++++ Material provided

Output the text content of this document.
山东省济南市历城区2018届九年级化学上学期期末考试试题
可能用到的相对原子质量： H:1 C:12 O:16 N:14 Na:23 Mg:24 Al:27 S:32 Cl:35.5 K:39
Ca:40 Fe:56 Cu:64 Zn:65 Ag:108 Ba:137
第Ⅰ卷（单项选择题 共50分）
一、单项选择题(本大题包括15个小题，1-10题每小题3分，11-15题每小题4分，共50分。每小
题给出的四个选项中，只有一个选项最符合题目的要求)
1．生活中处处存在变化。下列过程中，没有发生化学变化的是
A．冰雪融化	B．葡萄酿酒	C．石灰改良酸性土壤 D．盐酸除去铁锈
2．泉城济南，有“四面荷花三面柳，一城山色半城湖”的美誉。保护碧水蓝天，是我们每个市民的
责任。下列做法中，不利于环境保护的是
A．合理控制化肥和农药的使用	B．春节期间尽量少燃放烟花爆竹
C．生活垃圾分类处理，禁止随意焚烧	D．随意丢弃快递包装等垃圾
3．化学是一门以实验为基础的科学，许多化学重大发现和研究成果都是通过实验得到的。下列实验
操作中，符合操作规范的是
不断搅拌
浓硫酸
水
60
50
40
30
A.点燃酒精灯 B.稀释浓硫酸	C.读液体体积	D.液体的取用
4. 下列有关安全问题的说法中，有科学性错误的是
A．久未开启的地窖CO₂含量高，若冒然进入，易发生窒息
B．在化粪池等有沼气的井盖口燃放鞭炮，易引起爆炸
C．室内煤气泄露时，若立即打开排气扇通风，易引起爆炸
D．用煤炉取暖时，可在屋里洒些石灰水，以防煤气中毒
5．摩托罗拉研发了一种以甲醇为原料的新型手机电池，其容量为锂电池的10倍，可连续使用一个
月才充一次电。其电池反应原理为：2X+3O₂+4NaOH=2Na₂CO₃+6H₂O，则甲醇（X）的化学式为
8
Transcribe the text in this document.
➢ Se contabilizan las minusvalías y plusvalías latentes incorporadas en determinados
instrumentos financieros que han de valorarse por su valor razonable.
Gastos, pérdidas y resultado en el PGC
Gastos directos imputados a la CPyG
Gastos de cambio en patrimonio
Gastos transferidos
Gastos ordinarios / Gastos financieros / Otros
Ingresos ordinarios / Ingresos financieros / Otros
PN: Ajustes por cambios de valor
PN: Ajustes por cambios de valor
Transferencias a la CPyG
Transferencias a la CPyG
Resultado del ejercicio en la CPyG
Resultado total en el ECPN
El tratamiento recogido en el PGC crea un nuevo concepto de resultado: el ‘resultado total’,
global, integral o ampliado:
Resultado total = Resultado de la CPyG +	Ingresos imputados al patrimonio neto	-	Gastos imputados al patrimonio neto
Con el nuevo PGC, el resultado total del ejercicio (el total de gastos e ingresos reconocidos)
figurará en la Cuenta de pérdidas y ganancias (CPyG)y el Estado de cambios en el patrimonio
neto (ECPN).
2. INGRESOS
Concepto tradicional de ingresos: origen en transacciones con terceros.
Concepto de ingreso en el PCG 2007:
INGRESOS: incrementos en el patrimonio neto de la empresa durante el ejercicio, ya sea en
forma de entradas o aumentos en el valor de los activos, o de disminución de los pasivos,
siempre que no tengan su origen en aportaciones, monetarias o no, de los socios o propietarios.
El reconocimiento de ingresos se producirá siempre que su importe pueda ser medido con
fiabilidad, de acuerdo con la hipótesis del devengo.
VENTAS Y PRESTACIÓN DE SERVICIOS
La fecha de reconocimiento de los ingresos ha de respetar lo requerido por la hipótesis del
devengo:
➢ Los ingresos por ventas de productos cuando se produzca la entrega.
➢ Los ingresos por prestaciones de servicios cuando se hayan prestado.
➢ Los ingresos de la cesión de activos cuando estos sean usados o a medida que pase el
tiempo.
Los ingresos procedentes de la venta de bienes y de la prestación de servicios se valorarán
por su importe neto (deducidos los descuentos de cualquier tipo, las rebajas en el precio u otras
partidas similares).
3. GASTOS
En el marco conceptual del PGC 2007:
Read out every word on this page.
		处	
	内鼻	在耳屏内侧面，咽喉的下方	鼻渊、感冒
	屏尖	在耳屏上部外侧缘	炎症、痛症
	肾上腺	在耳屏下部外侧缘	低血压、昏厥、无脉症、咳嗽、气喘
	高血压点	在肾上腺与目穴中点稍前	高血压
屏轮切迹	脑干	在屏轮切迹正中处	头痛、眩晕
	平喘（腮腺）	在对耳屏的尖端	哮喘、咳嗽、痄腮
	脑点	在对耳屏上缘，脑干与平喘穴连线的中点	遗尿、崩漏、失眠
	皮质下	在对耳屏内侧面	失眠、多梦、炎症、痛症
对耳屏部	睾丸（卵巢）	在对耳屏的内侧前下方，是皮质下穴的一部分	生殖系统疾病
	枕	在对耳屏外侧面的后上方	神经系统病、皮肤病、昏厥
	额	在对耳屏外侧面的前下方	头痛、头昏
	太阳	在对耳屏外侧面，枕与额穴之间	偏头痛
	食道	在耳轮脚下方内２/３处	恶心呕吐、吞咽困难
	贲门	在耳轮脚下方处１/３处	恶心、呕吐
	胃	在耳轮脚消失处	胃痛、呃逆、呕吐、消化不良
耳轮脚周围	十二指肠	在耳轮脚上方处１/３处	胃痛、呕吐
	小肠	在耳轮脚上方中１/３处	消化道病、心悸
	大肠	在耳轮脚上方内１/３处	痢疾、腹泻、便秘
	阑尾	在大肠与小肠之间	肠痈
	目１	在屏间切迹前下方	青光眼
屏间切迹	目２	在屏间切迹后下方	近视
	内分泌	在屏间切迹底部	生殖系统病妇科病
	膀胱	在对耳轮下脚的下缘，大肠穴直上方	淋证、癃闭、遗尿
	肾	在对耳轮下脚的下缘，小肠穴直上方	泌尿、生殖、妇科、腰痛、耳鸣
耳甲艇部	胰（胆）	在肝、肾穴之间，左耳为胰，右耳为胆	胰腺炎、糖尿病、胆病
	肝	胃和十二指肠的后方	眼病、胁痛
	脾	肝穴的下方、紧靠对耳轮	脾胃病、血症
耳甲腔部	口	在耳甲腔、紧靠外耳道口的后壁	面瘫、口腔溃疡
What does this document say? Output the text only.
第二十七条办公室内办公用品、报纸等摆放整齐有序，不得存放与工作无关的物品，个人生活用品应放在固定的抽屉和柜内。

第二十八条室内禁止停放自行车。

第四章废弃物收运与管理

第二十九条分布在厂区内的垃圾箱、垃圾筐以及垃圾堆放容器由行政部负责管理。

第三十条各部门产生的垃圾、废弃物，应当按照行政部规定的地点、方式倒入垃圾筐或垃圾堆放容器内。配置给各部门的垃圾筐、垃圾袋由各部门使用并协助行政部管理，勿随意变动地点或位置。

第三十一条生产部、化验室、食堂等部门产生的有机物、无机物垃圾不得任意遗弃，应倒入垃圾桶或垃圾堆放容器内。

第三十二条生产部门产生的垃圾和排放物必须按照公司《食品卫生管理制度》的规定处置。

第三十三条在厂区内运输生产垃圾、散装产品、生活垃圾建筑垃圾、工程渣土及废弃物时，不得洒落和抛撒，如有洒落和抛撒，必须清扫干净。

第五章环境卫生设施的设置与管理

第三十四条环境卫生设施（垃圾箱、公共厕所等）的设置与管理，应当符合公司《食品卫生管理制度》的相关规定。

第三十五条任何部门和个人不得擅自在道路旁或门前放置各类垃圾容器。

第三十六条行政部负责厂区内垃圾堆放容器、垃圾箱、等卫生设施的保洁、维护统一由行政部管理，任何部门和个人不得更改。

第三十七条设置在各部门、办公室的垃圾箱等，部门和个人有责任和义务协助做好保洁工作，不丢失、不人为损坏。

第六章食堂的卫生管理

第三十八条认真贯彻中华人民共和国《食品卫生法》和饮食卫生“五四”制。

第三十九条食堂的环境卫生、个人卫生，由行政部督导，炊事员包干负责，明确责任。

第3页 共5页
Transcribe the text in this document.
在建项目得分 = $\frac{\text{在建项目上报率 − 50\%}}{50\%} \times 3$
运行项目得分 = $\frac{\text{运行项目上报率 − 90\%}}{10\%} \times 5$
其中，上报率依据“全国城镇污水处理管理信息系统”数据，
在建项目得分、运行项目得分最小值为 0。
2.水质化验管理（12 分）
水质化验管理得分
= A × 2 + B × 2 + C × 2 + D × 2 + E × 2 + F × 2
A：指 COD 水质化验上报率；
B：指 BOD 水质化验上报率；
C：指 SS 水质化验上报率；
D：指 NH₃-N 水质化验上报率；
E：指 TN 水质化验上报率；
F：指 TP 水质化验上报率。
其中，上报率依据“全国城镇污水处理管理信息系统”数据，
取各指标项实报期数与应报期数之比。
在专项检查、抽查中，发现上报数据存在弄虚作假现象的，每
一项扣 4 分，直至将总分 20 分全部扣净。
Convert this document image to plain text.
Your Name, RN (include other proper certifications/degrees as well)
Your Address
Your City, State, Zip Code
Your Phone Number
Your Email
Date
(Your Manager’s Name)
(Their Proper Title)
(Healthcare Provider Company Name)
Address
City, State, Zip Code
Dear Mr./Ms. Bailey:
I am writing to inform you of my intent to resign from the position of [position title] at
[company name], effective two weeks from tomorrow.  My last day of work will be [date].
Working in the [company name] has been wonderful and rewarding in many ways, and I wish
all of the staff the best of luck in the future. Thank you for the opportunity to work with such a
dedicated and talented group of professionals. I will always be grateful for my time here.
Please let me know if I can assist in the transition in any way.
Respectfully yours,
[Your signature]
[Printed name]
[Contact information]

++++++++

How many lines in the records above contain the word "total"? Reply with the number alone.

4